Extracted records:
☆ ☆ ☆ ☆

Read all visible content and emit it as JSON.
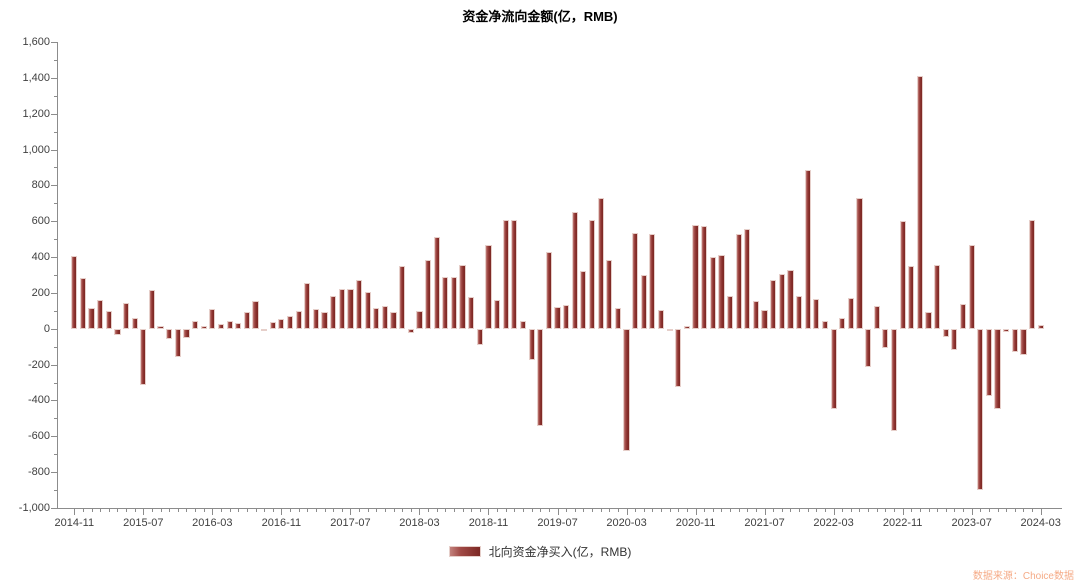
{
  "title": "资金净流向金额(亿，RMB)",
  "legend": {
    "label": "北向资金净买入(亿，RMB)"
  },
  "watermark": "数据来源：Choice数据",
  "colors": {
    "bar_dark": "#7c2824",
    "bar_mid": "#8e3834",
    "bar_light": "#c2817c",
    "axis": "#8c8c8c",
    "tick_label": "#404040",
    "title_text": "#000000",
    "watermark_text": "#f5ab87",
    "background": "#ffffff"
  },
  "chart_data": {
    "type": "bar",
    "title": "资金净流向金额(亿，RMB)",
    "xlabel": "",
    "ylabel": "",
    "grid": false,
    "legend_position": "bottom",
    "ylim": [
      -1000,
      1600
    ],
    "ytick_step": 200,
    "ytick_minor_step": 100,
    "ytick_labels": [
      "1,600",
      "1,400",
      "1,200",
      "1,000",
      "800",
      "600",
      "400",
      "200",
      "0",
      "-200",
      "-400",
      "-600",
      "-800",
      "-1,000"
    ],
    "xtick_labels": [
      "2014-11",
      "2015-07",
      "2016-03",
      "2016-11",
      "2017-07",
      "2018-03",
      "2018-11",
      "2019-07",
      "2020-03",
      "2020-11",
      "2021-07",
      "2022-03",
      "2022-11",
      "2023-07",
      "2024-03"
    ],
    "xtick_every": 8,
    "x": [
      "2014-11",
      "2014-12",
      "2015-01",
      "2015-02",
      "2015-03",
      "2015-04",
      "2015-05",
      "2015-06",
      "2015-07",
      "2015-08",
      "2015-09",
      "2015-10",
      "2015-11",
      "2015-12",
      "2016-01",
      "2016-02",
      "2016-03",
      "2016-04",
      "2016-05",
      "2016-06",
      "2016-07",
      "2016-08",
      "2016-09",
      "2016-10",
      "2016-11",
      "2016-12",
      "2017-01",
      "2017-02",
      "2017-03",
      "2017-04",
      "2017-05",
      "2017-06",
      "2017-07",
      "2017-08",
      "2017-09",
      "2017-10",
      "2017-11",
      "2017-12",
      "2018-01",
      "2018-02",
      "2018-03",
      "2018-04",
      "2018-05",
      "2018-06",
      "2018-07",
      "2018-08",
      "2018-09",
      "2018-10",
      "2018-11",
      "2018-12",
      "2019-01",
      "2019-02",
      "2019-03",
      "2019-04",
      "2019-05",
      "2019-06",
      "2019-07",
      "2019-08",
      "2019-09",
      "2019-10",
      "2019-11",
      "2019-12",
      "2020-01",
      "2020-02",
      "2020-03",
      "2020-04",
      "2020-05",
      "2020-06",
      "2020-07",
      "2020-08",
      "2020-09",
      "2020-10",
      "2020-11",
      "2020-12",
      "2021-01",
      "2021-02",
      "2021-03",
      "2021-04",
      "2021-05",
      "2021-06",
      "2021-07",
      "2021-08",
      "2021-09",
      "2021-10",
      "2021-11",
      "2021-12",
      "2022-01",
      "2022-02",
      "2022-03",
      "2022-04",
      "2022-05",
      "2022-06",
      "2022-07",
      "2022-08",
      "2022-09",
      "2022-10",
      "2022-11",
      "2022-12",
      "2023-01",
      "2023-02",
      "2023-03",
      "2023-04",
      "2023-05",
      "2023-06",
      "2023-07",
      "2023-08",
      "2023-09",
      "2023-10",
      "2023-11",
      "2023-12",
      "2024-01",
      "2024-02",
      "2024-03"
    ],
    "series": [
      {
        "name": "北向资金净买入(亿，RMB)",
        "values": [
          408,
          285,
          117,
          162,
          101,
          -34,
          144,
          60,
          -313,
          218,
          17,
          -58,
          -160,
          -50,
          46,
          17,
          110,
          26,
          41,
          32,
          91,
          153,
          -15,
          37,
          54,
          69,
          97,
          255,
          110,
          93,
          181,
          222,
          222,
          270,
          205,
          116,
          125,
          91,
          352,
          -26,
          97,
          386,
          513,
          289,
          287,
          354,
          175,
          -93,
          470,
          162,
          609,
          609,
          41,
          -173,
          -540,
          427,
          119,
          134,
          650,
          320,
          605,
          730,
          386,
          116,
          -680,
          535,
          302,
          529,
          102,
          -15,
          -326,
          18,
          581,
          572,
          401,
          414,
          184,
          529,
          557,
          153,
          102,
          270,
          306,
          330,
          184,
          885,
          166,
          41,
          -449,
          60,
          172,
          730,
          -211,
          129,
          -108,
          -573,
          604,
          348,
          1413,
          91,
          358,
          -46,
          -121,
          140,
          470,
          -897,
          -375,
          -448,
          -18,
          -129,
          -145,
          607,
          20
        ]
      }
    ]
  }
}
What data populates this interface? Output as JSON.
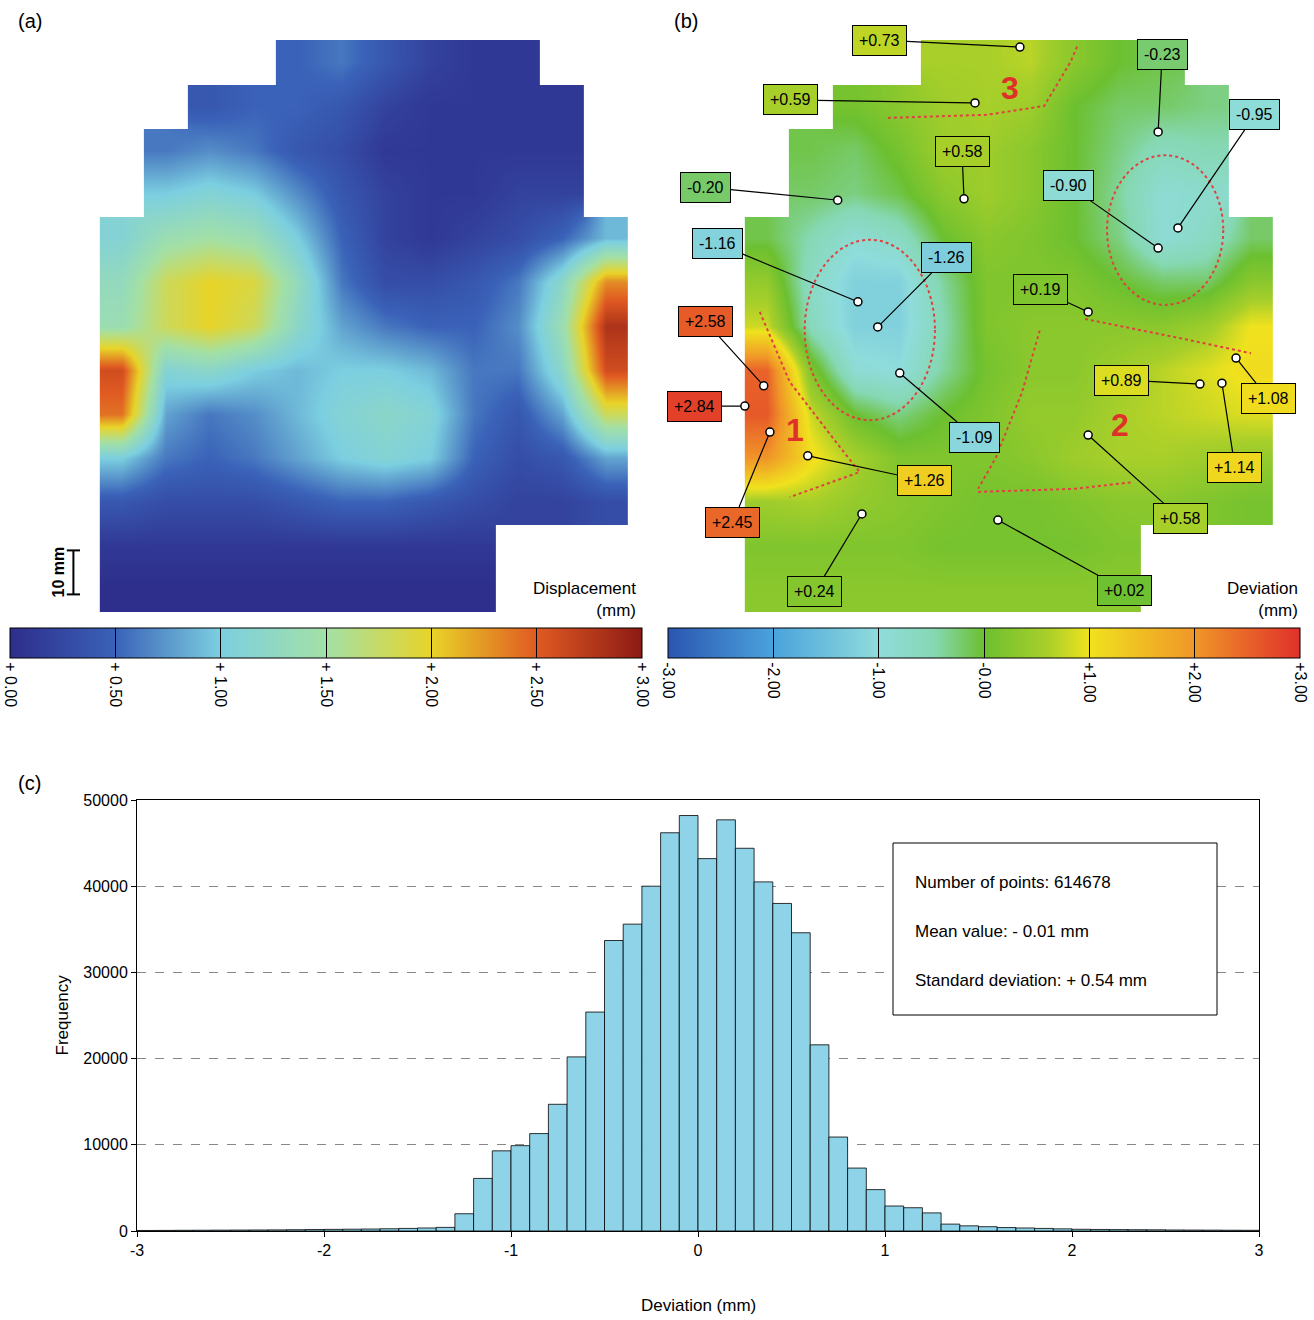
{
  "chart_data": [
    {
      "type": "heatmap",
      "panel_label": "(a)",
      "x": [
        5,
        15,
        25,
        35,
        45,
        55,
        65,
        75,
        85,
        95,
        105,
        115
      ],
      "y": [
        5,
        15,
        25,
        35,
        45,
        55,
        65,
        75,
        85,
        95,
        105,
        115,
        125
      ],
      "z": [
        [
          0.0,
          0.0,
          0.0,
          0.0,
          0.0,
          0.0,
          0.0,
          0.0,
          0.0,
          null,
          null,
          null
        ],
        [
          0.1,
          0.1,
          0.1,
          0.1,
          0.1,
          0.1,
          0.1,
          0.1,
          0.1,
          null,
          null,
          null
        ],
        [
          0.4,
          0.3,
          0.3,
          0.3,
          0.4,
          0.5,
          0.5,
          0.4,
          0.3,
          0.2,
          0.2,
          0.3
        ],
        [
          1.0,
          0.6,
          0.5,
          0.6,
          0.8,
          1.0,
          1.1,
          1.0,
          0.5,
          0.3,
          0.4,
          0.8
        ],
        [
          2.4,
          0.8,
          0.6,
          0.7,
          0.9,
          1.1,
          1.2,
          1.1,
          0.6,
          0.4,
          0.8,
          1.8
        ],
        [
          2.6,
          1.1,
          1.2,
          1.0,
          0.9,
          1.0,
          1.0,
          0.9,
          0.6,
          0.6,
          1.2,
          2.6
        ],
        [
          1.4,
          1.8,
          2.0,
          1.8,
          1.2,
          0.8,
          0.6,
          0.5,
          0.5,
          0.7,
          1.4,
          2.8
        ],
        [
          1.3,
          1.8,
          2.0,
          1.9,
          1.3,
          0.6,
          0.3,
          0.3,
          0.4,
          0.6,
          1.2,
          2.3
        ],
        [
          1.1,
          1.4,
          1.5,
          1.4,
          1.0,
          0.5,
          0.2,
          0.1,
          0.2,
          0.3,
          0.5,
          0.9
        ],
        [
          null,
          1.0,
          1.1,
          1.0,
          0.7,
          0.4,
          0.2,
          0.1,
          0.1,
          0.2,
          0.2,
          null
        ],
        [
          null,
          0.6,
          0.7,
          0.6,
          0.4,
          0.3,
          0.1,
          0.1,
          0.1,
          0.1,
          0.1,
          null
        ],
        [
          null,
          null,
          0.4,
          0.5,
          0.5,
          0.4,
          0.2,
          0.1,
          0.1,
          0.1,
          0.1,
          null
        ],
        [
          null,
          null,
          null,
          null,
          0.5,
          0.6,
          0.4,
          0.2,
          0.1,
          0.1,
          null,
          null
        ]
      ],
      "xlim": [
        -12,
        120
      ],
      "ylim": [
        0,
        130
      ],
      "tick_labels": false,
      "colorbar": {
        "title": "Displacement (mm)",
        "range": [
          0,
          3
        ],
        "ticks": [
          {
            "value": 0,
            "label": "+ 0.00"
          },
          {
            "value": 0.5,
            "label": "+ 0.50"
          },
          {
            "value": 1,
            "label": "+ 1.00"
          },
          {
            "value": 1.5,
            "label": "+ 1.50"
          },
          {
            "value": 2,
            "label": "+ 2.00"
          },
          {
            "value": 2.5,
            "label": "+ 2.50"
          },
          {
            "value": 3,
            "label": "+ 3.00"
          }
        ]
      },
      "scale_bar": {
        "label": "10 mm",
        "length": 10
      }
    },
    {
      "type": "heatmap",
      "panel_label": "(b)",
      "x": [
        5,
        15,
        25,
        35,
        45,
        55,
        65,
        75,
        85,
        95,
        105,
        115
      ],
      "y": [
        5,
        15,
        25,
        35,
        45,
        55,
        65,
        75,
        85,
        95,
        105,
        115,
        125
      ],
      "z": [
        [
          0.3,
          0.3,
          0.3,
          0.3,
          0.3,
          0.3,
          0.3,
          0.3,
          0.3,
          null,
          null,
          null
        ],
        [
          0.2,
          0.2,
          0.2,
          0.2,
          0.1,
          0.1,
          0.1,
          0.1,
          0.2,
          null,
          null,
          null
        ],
        [
          0.5,
          0.6,
          0.4,
          0.3,
          0.2,
          0.1,
          0.1,
          0.2,
          0.3,
          0.3,
          0.2,
          0.1
        ],
        [
          2.0,
          1.1,
          0.6,
          0.2,
          0.2,
          0.2,
          0.3,
          0.5,
          0.6,
          0.6,
          0.5,
          0.4
        ],
        [
          2.6,
          0.8,
          0.0,
          -0.3,
          0.0,
          0.2,
          0.4,
          0.4,
          0.6,
          0.7,
          0.8,
          0.9
        ],
        [
          2.5,
          0.2,
          -0.9,
          -1.0,
          -0.4,
          0.1,
          0.3,
          0.3,
          0.5,
          0.7,
          0.9,
          1.1
        ],
        [
          0.8,
          -0.6,
          -1.2,
          -1.2,
          -0.5,
          0.2,
          0.3,
          0.3,
          0.3,
          0.3,
          0.5,
          1.0
        ],
        [
          0.4,
          -0.7,
          -1.2,
          -1.2,
          -0.4,
          0.2,
          0.2,
          0.2,
          0.0,
          -0.2,
          -0.2,
          0.3
        ],
        [
          -0.1,
          -0.5,
          -0.9,
          -0.7,
          0.0,
          0.3,
          0.2,
          0.0,
          -0.3,
          -0.9,
          -0.7,
          -0.2
        ],
        [
          null,
          -0.2,
          -0.3,
          -0.1,
          0.3,
          0.5,
          0.3,
          0.0,
          -0.4,
          -0.9,
          -0.8,
          null
        ],
        [
          null,
          -0.1,
          -0.2,
          0.1,
          0.5,
          0.5,
          0.3,
          0.0,
          -0.3,
          -0.6,
          -0.5,
          null
        ],
        [
          null,
          null,
          0.1,
          0.3,
          0.5,
          0.6,
          0.5,
          0.0,
          -0.2,
          -0.2,
          -0.3,
          null
        ],
        [
          null,
          null,
          null,
          null,
          0.6,
          0.6,
          0.7,
          0.3,
          0.0,
          -0.1,
          null,
          null
        ]
      ],
      "xlim": [
        -12,
        120
      ],
      "ylim": [
        0,
        130
      ],
      "tick_labels": false,
      "colorbar": {
        "title": "Deviation (mm)",
        "range": [
          -3,
          3
        ],
        "ticks": [
          {
            "value": -3,
            "label": "-3.00"
          },
          {
            "value": -2,
            "label": "-2.00"
          },
          {
            "value": -1,
            "label": "-1.00"
          },
          {
            "value": 0,
            "label": "-0.00"
          },
          {
            "value": 1,
            "label": "+1.00"
          },
          {
            "value": 2,
            "label": "+2.00"
          },
          {
            "value": 3,
            "label": "+3.00"
          }
        ]
      },
      "points": [
        {
          "x": 62.5,
          "y": 128.4,
          "value": 0.73,
          "label": "+0.73"
        },
        {
          "x": 52.3,
          "y": 115.7,
          "value": 0.59,
          "label": "+0.59"
        },
        {
          "x": 93.9,
          "y": 109.1,
          "value": -0.23,
          "label": "-0.23"
        },
        {
          "x": 98.4,
          "y": 87.3,
          "value": -0.95,
          "label": "-0.95"
        },
        {
          "x": 49.8,
          "y": 93.9,
          "value": 0.58,
          "label": "+0.58"
        },
        {
          "x": 21.1,
          "y": 93.6,
          "value": -0.2,
          "label": "-0.20"
        },
        {
          "x": 93.9,
          "y": 82.7,
          "value": -0.9,
          "label": "-0.90"
        },
        {
          "x": 25.7,
          "y": 70.5,
          "value": -1.16,
          "label": "-1.16"
        },
        {
          "x": 30.2,
          "y": 64.8,
          "value": -1.26,
          "label": "-1.26"
        },
        {
          "x": 78,
          "y": 68.2,
          "value": 0.19,
          "label": "+0.19"
        },
        {
          "x": 4.3,
          "y": 51.4,
          "value": 2.58,
          "label": "+2.58"
        },
        {
          "x": 0,
          "y": 46.8,
          "value": 2.84,
          "label": "+2.84"
        },
        {
          "x": 35.2,
          "y": 54.3,
          "value": -1.09,
          "label": "-1.09"
        },
        {
          "x": 103.4,
          "y": 51.8,
          "value": 0.89,
          "label": "+0.89"
        },
        {
          "x": 111.6,
          "y": 57.7,
          "value": 1.08,
          "label": "+1.08"
        },
        {
          "x": 108.4,
          "y": 52,
          "value": 1.14,
          "label": "+1.14"
        },
        {
          "x": 14.3,
          "y": 35.5,
          "value": 1.26,
          "label": "+1.26"
        },
        {
          "x": 5.7,
          "y": 40.9,
          "value": 2.45,
          "label": "+2.45"
        },
        {
          "x": 78,
          "y": 40.2,
          "value": 0.58,
          "label": "+0.58"
        },
        {
          "x": 26.6,
          "y": 22.3,
          "value": 0.24,
          "label": "+0.24"
        },
        {
          "x": 57.5,
          "y": 20.9,
          "value": 0.02,
          "label": "+0.02"
        }
      ],
      "region_labels": [
        {
          "x": 11.4,
          "y": 41.4,
          "text": "1"
        },
        {
          "x": 85.2,
          "y": 42.5,
          "text": "2"
        },
        {
          "x": 60.2,
          "y": 119.1,
          "text": "3"
        }
      ],
      "region_outlines": [
        [
          [
            32.5,
            112.3
          ],
          [
            55,
            113
          ],
          [
            68,
            115
          ],
          [
            74,
            125
          ],
          [
            75.7,
            129
          ]
        ],
        [
          [
            3.4,
            68.2
          ],
          [
            10.2,
            52.3
          ],
          [
            21.6,
            37.5
          ],
          [
            26.1,
            31.8
          ],
          [
            10.2,
            26.1
          ]
        ],
        [
          [
            67,
            64
          ],
          [
            63,
            50
          ],
          [
            57,
            35
          ],
          [
            53,
            28
          ]
        ],
        [
          [
            53,
            27.3
          ],
          [
            75,
            28
          ],
          [
            88,
            29.5
          ]
        ],
        [
          [
            77.3,
            66.6
          ],
          [
            100,
            62
          ],
          [
            115,
            58.8
          ]
        ]
      ],
      "region_ellipses": [
        {
          "cx": 28.4,
          "cy": 64.1,
          "rx": 14.8,
          "ry": 20.5
        },
        {
          "cx": 95.5,
          "cy": 86.8,
          "rx": 13.2,
          "ry": 17
        }
      ]
    },
    {
      "type": "histogram",
      "panel_label": "(c)",
      "bins": [
        -3,
        -2.9,
        -2.8,
        -2.7,
        -2.6,
        -2.5,
        -2.4,
        -2.3,
        -2.2,
        -2.1,
        -2,
        -1.9,
        -1.8,
        -1.7,
        -1.6,
        -1.5,
        -1.4,
        -1.3,
        -1.2,
        -1.1,
        -1,
        -0.9,
        -0.8,
        -0.7,
        -0.6,
        -0.5,
        -0.4,
        -0.3,
        -0.2,
        -0.1,
        0,
        0.1,
        0.2,
        0.3,
        0.4,
        0.5,
        0.6,
        0.7,
        0.8,
        0.9,
        1,
        1.1,
        1.2,
        1.3,
        1.4,
        1.5,
        1.6,
        1.7,
        1.8,
        1.9,
        2,
        2.1,
        2.2,
        2.3,
        2.4,
        2.5,
        2.6,
        2.7,
        2.8,
        2.9,
        3
      ],
      "counts": [
        60,
        70,
        80,
        90,
        100,
        110,
        120,
        130,
        150,
        170,
        190,
        210,
        230,
        260,
        300,
        350,
        420,
        2000,
        6100,
        9300,
        9900,
        11300,
        14700,
        20200,
        25400,
        33700,
        35600,
        40000,
        46200,
        48200,
        43200,
        47700,
        44400,
        40500,
        38000,
        34600,
        21600,
        10900,
        7300,
        4800,
        2900,
        2700,
        2100,
        800,
        600,
        500,
        400,
        350,
        300,
        250,
        200,
        180,
        160,
        150,
        140,
        120,
        110,
        100,
        90,
        80
      ],
      "color": "#8fd3e8",
      "xlim": [
        -3,
        3
      ],
      "xticks": [
        -3,
        -2,
        -1,
        0,
        1,
        2,
        3
      ],
      "ylim": [
        0,
        50000
      ],
      "yticks": [
        0,
        10000,
        20000,
        30000,
        40000,
        50000
      ],
      "grid": true,
      "x_label": "Deviation (mm)",
      "y_label": "Frequency",
      "stats": [
        "Number of points: 614678",
        "Mean value: - 0.01 mm",
        "Standard deviation: + 0.54 mm"
      ]
    }
  ]
}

☆ ☆ ☆ ☆

What is expected: Which lines contain the word "北向资金净买入"? Copy each one.

Response to this exercise:
    "label": "北向资金净买入(亿，RMB)"
        "name": "北向资金净买入(亿，RMB)",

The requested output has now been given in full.